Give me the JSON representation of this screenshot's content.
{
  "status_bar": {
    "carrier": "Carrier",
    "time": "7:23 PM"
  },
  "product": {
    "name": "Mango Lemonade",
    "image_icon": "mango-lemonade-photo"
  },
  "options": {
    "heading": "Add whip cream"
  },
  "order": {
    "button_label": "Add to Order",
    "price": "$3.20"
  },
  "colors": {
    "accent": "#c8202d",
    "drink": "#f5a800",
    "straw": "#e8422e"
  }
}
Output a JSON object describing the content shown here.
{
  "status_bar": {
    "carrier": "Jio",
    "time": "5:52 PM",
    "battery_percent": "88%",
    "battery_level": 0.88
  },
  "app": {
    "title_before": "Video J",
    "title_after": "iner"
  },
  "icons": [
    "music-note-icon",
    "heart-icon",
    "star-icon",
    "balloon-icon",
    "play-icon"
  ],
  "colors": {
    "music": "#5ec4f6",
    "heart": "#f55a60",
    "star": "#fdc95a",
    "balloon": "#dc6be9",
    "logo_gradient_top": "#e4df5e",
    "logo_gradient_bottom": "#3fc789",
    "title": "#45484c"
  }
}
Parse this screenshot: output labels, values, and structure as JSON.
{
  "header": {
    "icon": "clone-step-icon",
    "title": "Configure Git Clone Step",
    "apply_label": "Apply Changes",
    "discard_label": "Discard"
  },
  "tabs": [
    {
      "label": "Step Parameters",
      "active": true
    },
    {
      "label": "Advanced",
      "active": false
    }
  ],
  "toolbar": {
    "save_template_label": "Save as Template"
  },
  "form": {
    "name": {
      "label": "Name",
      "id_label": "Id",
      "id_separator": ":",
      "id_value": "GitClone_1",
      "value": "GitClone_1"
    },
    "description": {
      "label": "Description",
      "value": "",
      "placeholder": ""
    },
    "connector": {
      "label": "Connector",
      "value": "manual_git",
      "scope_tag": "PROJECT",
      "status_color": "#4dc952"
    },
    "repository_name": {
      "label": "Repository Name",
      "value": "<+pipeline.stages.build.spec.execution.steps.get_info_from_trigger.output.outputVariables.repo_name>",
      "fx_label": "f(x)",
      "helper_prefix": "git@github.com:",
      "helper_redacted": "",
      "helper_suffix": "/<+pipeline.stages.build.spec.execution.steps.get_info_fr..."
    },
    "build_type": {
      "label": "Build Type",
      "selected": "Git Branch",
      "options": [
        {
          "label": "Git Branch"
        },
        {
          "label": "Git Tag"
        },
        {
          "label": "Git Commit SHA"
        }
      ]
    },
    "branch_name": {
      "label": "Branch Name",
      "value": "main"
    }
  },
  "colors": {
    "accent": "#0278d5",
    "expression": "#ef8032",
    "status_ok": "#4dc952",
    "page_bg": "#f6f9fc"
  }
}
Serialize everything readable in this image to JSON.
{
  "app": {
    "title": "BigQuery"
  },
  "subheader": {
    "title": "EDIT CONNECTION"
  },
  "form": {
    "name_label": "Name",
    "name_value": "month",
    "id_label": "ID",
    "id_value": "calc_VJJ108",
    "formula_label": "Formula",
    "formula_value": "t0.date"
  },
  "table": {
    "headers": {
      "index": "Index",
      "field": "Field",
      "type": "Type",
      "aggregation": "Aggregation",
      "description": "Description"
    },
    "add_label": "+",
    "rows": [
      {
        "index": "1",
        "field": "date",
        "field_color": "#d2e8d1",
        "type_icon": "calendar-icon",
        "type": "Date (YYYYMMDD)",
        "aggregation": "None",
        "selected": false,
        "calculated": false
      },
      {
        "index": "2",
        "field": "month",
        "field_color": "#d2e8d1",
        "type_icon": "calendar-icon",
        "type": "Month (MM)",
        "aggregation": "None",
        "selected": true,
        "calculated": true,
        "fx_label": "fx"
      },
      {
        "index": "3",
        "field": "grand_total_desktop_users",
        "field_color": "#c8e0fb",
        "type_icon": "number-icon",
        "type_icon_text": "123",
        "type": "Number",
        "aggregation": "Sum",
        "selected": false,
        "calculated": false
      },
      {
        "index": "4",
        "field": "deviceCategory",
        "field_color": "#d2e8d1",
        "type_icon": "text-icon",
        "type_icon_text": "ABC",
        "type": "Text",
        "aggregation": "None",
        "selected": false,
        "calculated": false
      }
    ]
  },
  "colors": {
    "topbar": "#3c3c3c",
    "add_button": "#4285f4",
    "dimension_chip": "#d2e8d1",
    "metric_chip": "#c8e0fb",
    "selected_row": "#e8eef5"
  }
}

==

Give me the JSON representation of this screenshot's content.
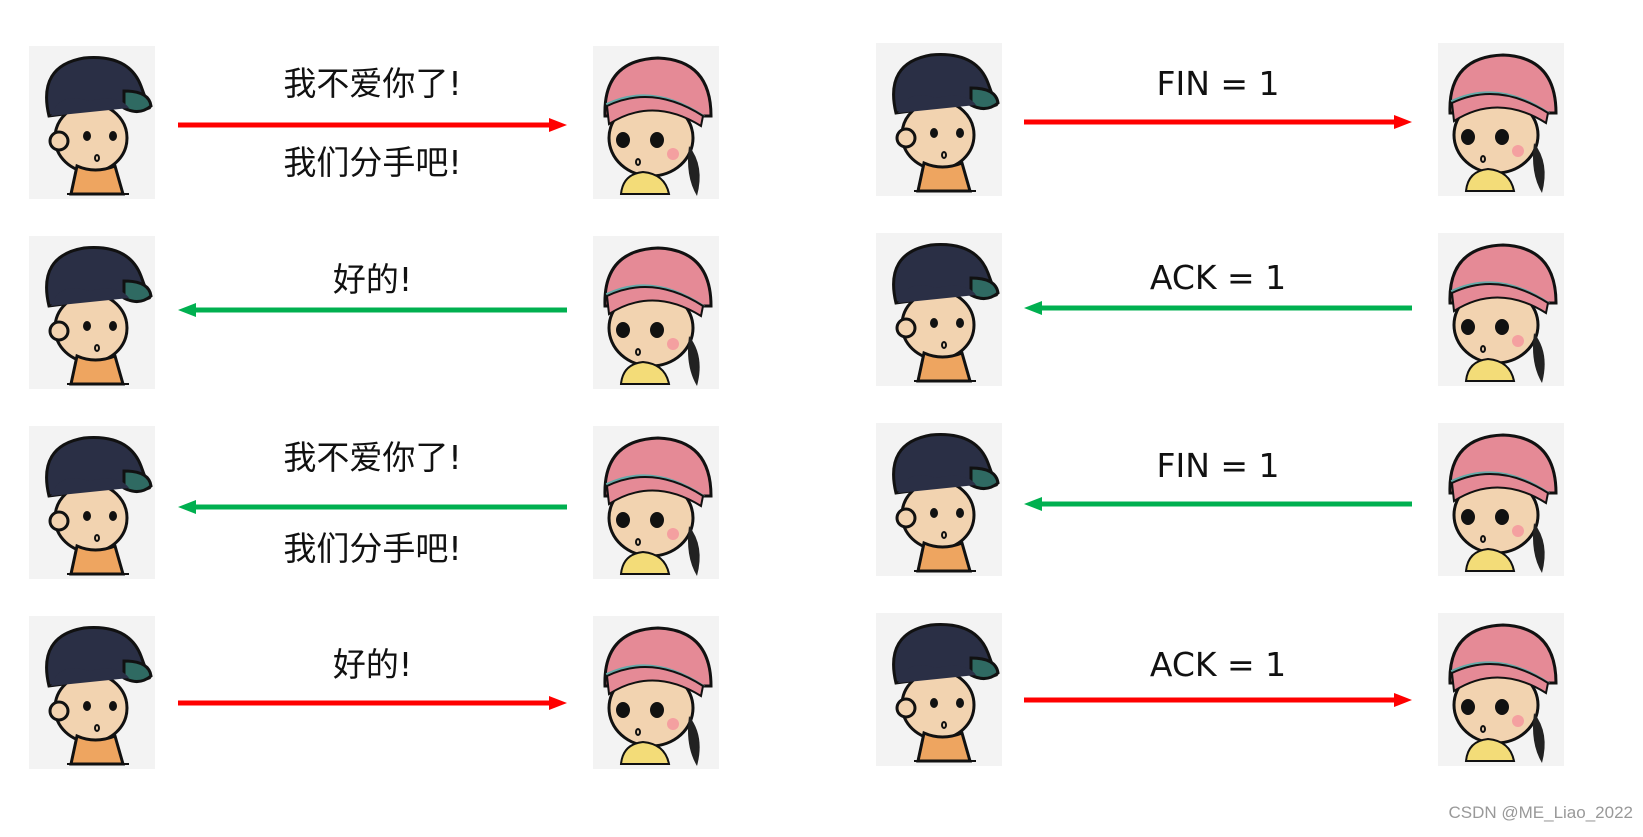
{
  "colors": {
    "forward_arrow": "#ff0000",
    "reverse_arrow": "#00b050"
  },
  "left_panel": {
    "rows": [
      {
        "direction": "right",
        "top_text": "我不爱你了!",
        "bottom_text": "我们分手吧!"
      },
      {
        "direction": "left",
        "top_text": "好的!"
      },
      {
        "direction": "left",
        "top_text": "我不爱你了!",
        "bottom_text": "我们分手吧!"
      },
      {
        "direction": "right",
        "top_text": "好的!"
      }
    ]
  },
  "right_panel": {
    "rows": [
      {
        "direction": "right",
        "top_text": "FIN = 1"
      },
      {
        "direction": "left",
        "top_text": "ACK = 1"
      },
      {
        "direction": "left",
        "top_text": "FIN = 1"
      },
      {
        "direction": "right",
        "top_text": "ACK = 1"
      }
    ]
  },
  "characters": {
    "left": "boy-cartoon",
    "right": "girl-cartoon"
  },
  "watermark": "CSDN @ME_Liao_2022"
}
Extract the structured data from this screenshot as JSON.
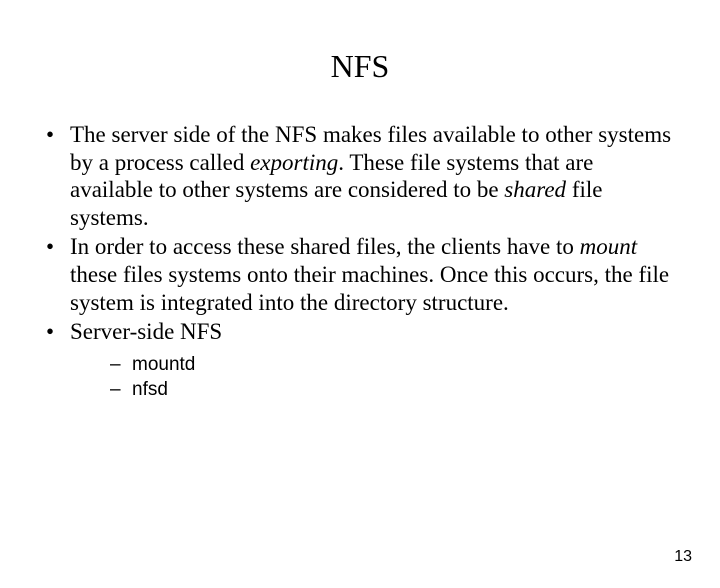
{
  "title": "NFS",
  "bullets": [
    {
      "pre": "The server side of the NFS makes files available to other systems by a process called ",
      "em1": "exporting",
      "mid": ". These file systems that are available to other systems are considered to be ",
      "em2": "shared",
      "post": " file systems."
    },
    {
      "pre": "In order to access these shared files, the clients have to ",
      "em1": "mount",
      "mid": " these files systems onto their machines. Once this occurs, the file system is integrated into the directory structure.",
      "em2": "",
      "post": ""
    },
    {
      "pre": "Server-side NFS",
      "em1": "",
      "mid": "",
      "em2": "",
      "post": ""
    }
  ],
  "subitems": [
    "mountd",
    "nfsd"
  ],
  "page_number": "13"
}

...

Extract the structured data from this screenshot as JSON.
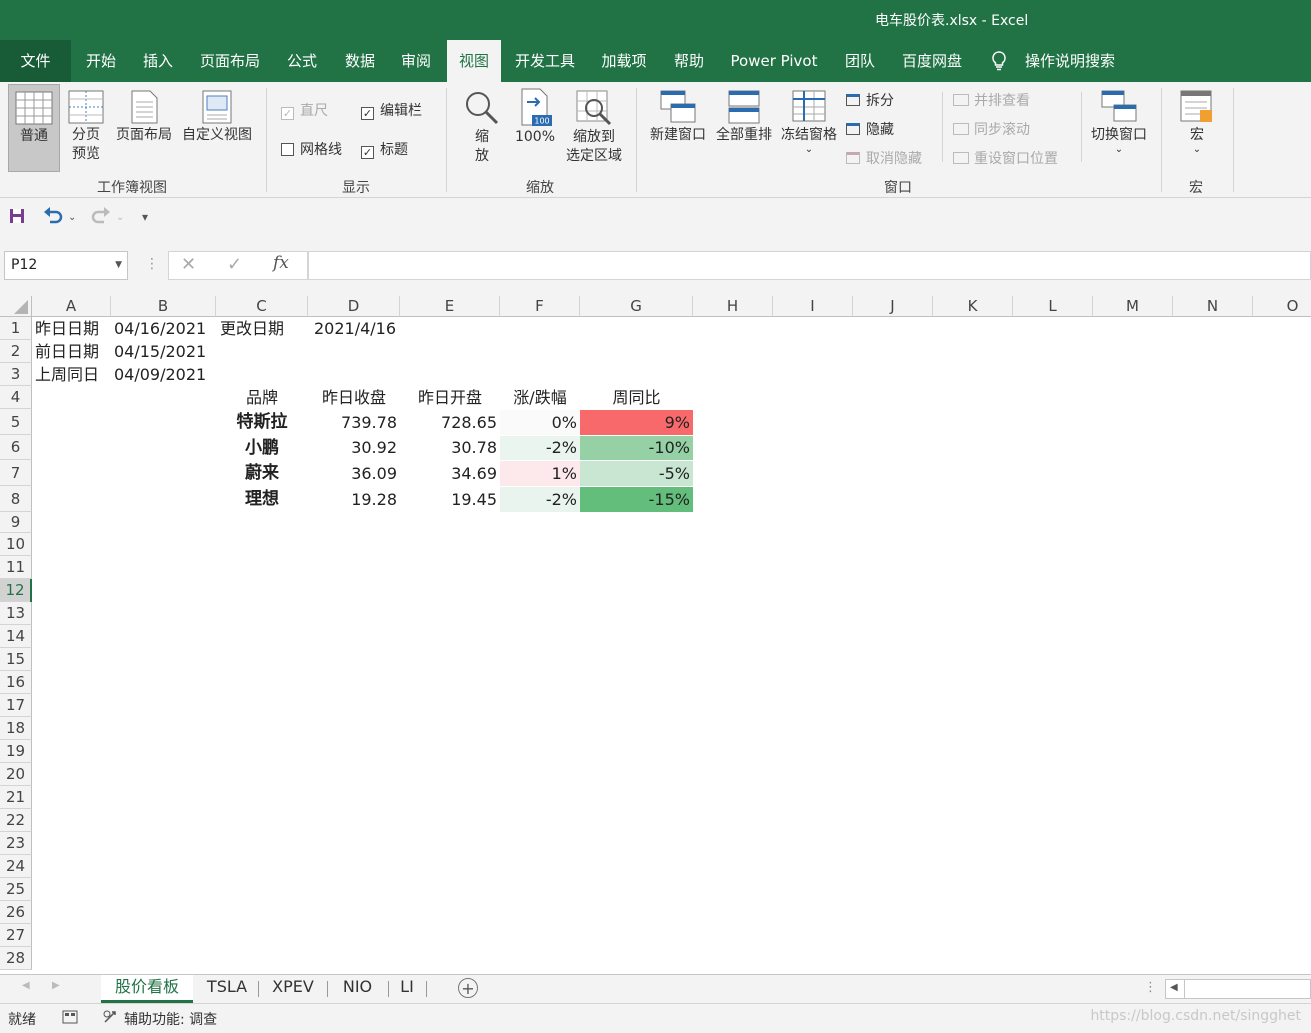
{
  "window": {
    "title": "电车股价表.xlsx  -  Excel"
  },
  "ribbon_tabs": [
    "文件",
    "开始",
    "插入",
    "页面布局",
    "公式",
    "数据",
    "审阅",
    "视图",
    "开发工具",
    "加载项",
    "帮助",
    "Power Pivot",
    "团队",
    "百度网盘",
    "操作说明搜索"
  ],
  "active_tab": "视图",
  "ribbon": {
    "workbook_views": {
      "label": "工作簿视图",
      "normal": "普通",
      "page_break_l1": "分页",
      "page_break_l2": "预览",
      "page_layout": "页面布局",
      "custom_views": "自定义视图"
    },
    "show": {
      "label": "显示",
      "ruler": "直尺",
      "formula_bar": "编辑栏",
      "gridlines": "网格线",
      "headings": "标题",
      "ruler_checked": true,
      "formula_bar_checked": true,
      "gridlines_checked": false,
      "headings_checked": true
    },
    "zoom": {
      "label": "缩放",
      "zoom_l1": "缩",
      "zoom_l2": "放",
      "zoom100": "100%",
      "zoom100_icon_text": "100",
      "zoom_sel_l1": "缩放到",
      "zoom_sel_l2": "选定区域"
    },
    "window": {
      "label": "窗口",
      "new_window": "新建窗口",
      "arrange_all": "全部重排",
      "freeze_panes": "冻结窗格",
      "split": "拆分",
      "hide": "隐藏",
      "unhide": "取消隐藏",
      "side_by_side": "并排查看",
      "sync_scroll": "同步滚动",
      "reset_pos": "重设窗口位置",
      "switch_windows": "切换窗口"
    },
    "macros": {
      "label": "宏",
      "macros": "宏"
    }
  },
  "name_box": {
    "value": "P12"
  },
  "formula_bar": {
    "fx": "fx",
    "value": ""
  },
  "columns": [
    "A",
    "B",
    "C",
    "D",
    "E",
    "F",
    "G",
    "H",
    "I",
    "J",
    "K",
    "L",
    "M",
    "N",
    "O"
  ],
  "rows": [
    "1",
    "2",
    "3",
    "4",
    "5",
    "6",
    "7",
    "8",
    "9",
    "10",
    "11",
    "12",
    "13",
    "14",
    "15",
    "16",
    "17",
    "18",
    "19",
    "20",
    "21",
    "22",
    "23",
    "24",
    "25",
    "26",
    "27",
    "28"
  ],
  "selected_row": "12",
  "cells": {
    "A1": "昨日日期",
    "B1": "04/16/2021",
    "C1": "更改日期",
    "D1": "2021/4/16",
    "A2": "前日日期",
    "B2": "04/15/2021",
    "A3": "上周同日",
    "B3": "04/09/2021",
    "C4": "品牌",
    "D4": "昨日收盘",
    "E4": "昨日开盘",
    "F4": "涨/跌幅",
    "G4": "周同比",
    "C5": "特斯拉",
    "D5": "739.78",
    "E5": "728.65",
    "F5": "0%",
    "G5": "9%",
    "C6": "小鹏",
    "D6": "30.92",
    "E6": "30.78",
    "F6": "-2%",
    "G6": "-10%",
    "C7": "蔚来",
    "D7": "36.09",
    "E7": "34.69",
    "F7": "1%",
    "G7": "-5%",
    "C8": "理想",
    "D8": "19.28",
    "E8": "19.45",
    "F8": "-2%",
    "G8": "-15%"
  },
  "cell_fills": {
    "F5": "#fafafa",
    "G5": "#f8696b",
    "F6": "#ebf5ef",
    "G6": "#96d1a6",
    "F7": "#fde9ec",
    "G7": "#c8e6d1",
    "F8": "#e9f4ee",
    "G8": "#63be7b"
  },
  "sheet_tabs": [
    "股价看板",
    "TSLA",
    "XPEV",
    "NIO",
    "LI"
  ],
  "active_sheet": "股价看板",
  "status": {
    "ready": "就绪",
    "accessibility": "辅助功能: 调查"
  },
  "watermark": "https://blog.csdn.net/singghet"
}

### Task requirements
Pull out every line of the records that includes the string "stages".

### Answer to this task
      "value": "<+pipeline.stages.build.spec.execution.steps.get_info_from_trigger.output.outputVariables.repo_name>",
      "helper_suffix": "/<+pipeline.stages.build.spec.execution.steps.get_info_fr..."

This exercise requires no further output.